>> BEGIN Exercise data
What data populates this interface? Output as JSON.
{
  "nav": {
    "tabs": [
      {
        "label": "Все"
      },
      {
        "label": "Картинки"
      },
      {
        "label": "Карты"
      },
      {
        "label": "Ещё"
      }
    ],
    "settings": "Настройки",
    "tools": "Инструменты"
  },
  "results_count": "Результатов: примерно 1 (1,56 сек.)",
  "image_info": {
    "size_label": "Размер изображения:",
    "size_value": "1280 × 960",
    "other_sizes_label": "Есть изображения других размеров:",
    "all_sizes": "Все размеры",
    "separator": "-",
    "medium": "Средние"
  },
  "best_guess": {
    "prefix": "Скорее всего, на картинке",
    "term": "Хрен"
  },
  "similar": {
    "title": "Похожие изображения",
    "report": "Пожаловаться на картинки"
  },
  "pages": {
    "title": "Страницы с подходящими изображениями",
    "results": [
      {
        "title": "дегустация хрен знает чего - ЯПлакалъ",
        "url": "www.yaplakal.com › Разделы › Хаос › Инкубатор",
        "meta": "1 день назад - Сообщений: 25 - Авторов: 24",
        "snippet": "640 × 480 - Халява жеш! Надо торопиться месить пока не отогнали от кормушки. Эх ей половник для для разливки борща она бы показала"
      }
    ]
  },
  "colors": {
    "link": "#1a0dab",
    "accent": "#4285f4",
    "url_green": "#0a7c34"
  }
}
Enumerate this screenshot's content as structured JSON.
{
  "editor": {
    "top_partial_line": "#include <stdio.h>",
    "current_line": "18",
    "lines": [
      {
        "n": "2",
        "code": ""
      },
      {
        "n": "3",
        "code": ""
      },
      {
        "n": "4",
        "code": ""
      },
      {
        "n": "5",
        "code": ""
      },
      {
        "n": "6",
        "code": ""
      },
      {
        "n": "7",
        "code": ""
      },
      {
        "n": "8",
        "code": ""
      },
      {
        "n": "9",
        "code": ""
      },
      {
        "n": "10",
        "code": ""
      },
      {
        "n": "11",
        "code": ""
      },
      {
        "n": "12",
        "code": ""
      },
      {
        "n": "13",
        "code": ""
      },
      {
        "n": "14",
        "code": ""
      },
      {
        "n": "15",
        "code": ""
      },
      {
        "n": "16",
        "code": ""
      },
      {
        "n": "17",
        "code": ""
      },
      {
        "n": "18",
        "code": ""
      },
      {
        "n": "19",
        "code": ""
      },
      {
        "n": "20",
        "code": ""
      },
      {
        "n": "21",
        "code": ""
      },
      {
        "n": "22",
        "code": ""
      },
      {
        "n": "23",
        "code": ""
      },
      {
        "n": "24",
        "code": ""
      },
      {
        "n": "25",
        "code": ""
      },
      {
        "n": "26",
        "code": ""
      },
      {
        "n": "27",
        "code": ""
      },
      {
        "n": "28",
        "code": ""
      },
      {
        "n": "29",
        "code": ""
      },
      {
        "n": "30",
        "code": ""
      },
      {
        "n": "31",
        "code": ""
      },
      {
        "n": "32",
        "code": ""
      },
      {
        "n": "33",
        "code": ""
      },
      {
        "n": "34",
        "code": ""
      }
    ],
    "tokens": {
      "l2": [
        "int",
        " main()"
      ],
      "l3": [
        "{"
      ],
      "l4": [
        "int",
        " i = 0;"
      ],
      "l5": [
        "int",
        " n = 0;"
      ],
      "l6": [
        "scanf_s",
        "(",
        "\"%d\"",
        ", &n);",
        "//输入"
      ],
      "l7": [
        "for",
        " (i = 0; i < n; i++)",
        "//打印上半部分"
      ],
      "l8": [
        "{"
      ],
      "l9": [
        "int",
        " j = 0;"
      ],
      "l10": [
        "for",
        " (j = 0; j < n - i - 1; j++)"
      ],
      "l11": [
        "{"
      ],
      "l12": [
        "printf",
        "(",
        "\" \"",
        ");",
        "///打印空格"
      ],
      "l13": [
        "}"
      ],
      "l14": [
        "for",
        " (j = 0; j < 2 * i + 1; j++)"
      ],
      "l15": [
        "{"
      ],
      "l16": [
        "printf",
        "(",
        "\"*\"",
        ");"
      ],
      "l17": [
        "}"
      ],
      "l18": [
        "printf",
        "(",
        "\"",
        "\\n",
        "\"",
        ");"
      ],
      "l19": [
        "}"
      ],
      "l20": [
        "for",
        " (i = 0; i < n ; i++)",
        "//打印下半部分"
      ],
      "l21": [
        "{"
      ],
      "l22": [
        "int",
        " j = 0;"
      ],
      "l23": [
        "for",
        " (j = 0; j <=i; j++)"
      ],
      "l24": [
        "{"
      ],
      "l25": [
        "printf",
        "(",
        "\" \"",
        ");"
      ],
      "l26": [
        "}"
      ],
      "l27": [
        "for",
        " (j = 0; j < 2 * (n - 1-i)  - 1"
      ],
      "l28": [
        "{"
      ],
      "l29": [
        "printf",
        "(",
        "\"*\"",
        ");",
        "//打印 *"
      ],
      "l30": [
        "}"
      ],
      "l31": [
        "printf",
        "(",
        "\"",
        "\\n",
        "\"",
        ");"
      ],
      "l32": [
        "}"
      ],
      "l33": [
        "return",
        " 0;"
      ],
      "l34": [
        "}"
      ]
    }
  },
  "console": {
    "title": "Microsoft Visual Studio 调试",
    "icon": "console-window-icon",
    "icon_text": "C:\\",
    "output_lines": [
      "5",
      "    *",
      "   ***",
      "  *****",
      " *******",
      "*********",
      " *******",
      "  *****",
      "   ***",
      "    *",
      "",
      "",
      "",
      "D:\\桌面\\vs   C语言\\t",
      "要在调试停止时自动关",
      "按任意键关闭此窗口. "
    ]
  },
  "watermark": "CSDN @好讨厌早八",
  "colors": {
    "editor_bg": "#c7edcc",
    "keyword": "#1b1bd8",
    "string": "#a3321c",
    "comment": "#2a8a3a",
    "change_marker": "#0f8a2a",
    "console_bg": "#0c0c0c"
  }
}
>> END Exercise data
What you need to do: Return all of the data word for word.

Problem solution:
What data populates this interface? Output as JSON.
{
  "nav": {
    "tabs": [
      {
        "label": "Все"
      },
      {
        "label": "Картинки"
      },
      {
        "label": "Карты"
      },
      {
        "label": "Ещё"
      }
    ],
    "settings": "Настройки",
    "tools": "Инструменты"
  },
  "results_count": "Результатов: примерно 1 (1,56 сек.)",
  "image_info": {
    "size_label": "Размер изображения:",
    "size_value": "1280 × 960",
    "other_sizes_label": "Есть изображения других размеров:",
    "all_sizes": "Все размеры",
    "separator": "-",
    "medium": "Средние"
  },
  "best_guess": {
    "prefix": "Скорее всего, на картинке",
    "term": "Хрен"
  },
  "similar": {
    "title": "Похожие изображения",
    "report": "Пожаловаться на картинки"
  },
  "pages": {
    "title": "Страницы с подходящими изображениями",
    "results": [
      {
        "title": "дегустация хрен знает чего - ЯПлакалъ",
        "url": "www.yaplakal.com › Разделы › Хаос › Инкубатор",
        "meta": "1 день назад - Сообщений: 25 - Авторов: 24",
        "snippet": "640 × 480 - Халява жеш! Надо торопиться месить пока не отогнали от кормушки. Эх ей половник для для разливки борща она бы показала"
      }
    ]
  },
  "colors": {
    "link": "#1a0dab",
    "accent": "#4285f4",
    "url_green": "#0a7c34"
  }
}
Enumerate this screenshot's content as structured JSON.
{
  "editor": {
    "top_partial_line": "#include <stdio.h>",
    "current_line": "18",
    "lines": [
      {
        "n": "2",
        "code": ""
      },
      {
        "n": "3",
        "code": ""
      },
      {
        "n": "4",
        "code": ""
      },
      {
        "n": "5",
        "code": ""
      },
      {
        "n": "6",
        "code": ""
      },
      {
        "n": "7",
        "code": ""
      },
      {
        "n": "8",
        "code": ""
      },
      {
        "n": "9",
        "code": ""
      },
      {
        "n": "10",
        "code": ""
      },
      {
        "n": "11",
        "code": ""
      },
      {
        "n": "12",
        "code": ""
      },
      {
        "n": "13",
        "code": ""
      },
      {
        "n": "14",
        "code": ""
      },
      {
        "n": "15",
        "code": ""
      },
      {
        "n": "16",
        "code": ""
      },
      {
        "n": "17",
        "code": ""
      },
      {
        "n": "18",
        "code": ""
      },
      {
        "n": "19",
        "code": ""
      },
      {
        "n": "20",
        "code": ""
      },
      {
        "n": "21",
        "code": ""
      },
      {
        "n": "22",
        "code": ""
      },
      {
        "n": "23",
        "code": ""
      },
      {
        "n": "24",
        "code": ""
      },
      {
        "n": "25",
        "code": ""
      },
      {
        "n": "26",
        "code": ""
      },
      {
        "n": "27",
        "code": ""
      },
      {
        "n": "28",
        "code": ""
      },
      {
        "n": "29",
        "code": ""
      },
      {
        "n": "30",
        "code": ""
      },
      {
        "n": "31",
        "code": ""
      },
      {
        "n": "32",
        "code": ""
      },
      {
        "n": "33",
        "code": ""
      },
      {
        "n": "34",
        "code": ""
      }
    ],
    "tokens": {
      "l2": [
        "int",
        " main()"
      ],
      "l3": [
        "{"
      ],
      "l4": [
        "int",
        " i = 0;"
      ],
      "l5": [
        "int",
        " n = 0;"
      ],
      "l6": [
        "scanf_s",
        "(",
        "\"%d\"",
        ", &n);",
        "//输入"
      ],
      "l7": [
        "for",
        " (i = 0; i < n; i++)",
        "//打印上半部分"
      ],
      "l8": [
        "{"
      ],
      "l9": [
        "int",
        " j = 0;"
      ],
      "l10": [
        "for",
        " (j = 0; j < n - i - 1; j++)"
      ],
      "l11": [
        "{"
      ],
      "l12": [
        "printf",
        "(",
        "\" \"",
        ");",
        "///打印空格"
      ],
      "l13": [
        "}"
      ],
      "l14": [
        "for",
        " (j = 0; j < 2 * i + 1; j++)"
      ],
      "l15": [
        "{"
      ],
      "l16": [
        "printf",
        "(",
        "\"*\"",
        ");"
      ],
      "l17": [
        "}"
      ],
      "l18": [
        "printf",
        "(",
        "\"",
        "\\n",
        "\"",
        ");"
      ],
      "l19": [
        "}"
      ],
      "l20": [
        "for",
        " (i = 0; i < n ; i++)",
        "//打印下半部分"
      ],
      "l21": [
        "{"
      ],
      "l22": [
        "int",
        " j = 0;"
      ],
      "l23": [
        "for",
        " (j = 0; j <=i; j++)"
      ],
      "l24": [
        "{"
      ],
      "l25": [
        "printf",
        "(",
        "\" \"",
        ");"
      ],
      "l26": [
        "}"
      ],
      "l27": [
        "for",
        " (j = 0; j < 2 * (n - 1-i)  - 1"
      ],
      "l28": [
        "{"
      ],
      "l29": [
        "printf",
        "(",
        "\"*\"",
        ");",
        "//打印 *"
      ],
      "l30": [
        "}"
      ],
      "l31": [
        "printf",
        "(",
        "\"",
        "\\n",
        "\"",
        ");"
      ],
      "l32": [
        "}"
      ],
      "l33": [
        "return",
        " 0;"
      ],
      "l34": [
        "}"
      ]
    }
  },
  "console": {
    "title": "Microsoft Visual Studio 调试",
    "icon": "console-window-icon",
    "icon_text": "C:\\",
    "output_lines": [
      "5",
      "    *",
      "   ***",
      "  *****",
      " *******",
      "*********",
      " *******",
      "  *****",
      "   ***",
      "    *",
      "",
      "",
      "",
      "D:\\桌面\\vs   C语言\\t",
      "要在调试停止时自动关",
      "按任意键关闭此窗口. "
    ]
  },
  "watermark": "CSDN @好讨厌早八",
  "colors": {
    "editor_bg": "#c7edcc",
    "keyword": "#1b1bd8",
    "string": "#a3321c",
    "comment": "#2a8a3a",
    "change_marker": "#0f8a2a",
    "console_bg": "#0c0c0c"
  }
}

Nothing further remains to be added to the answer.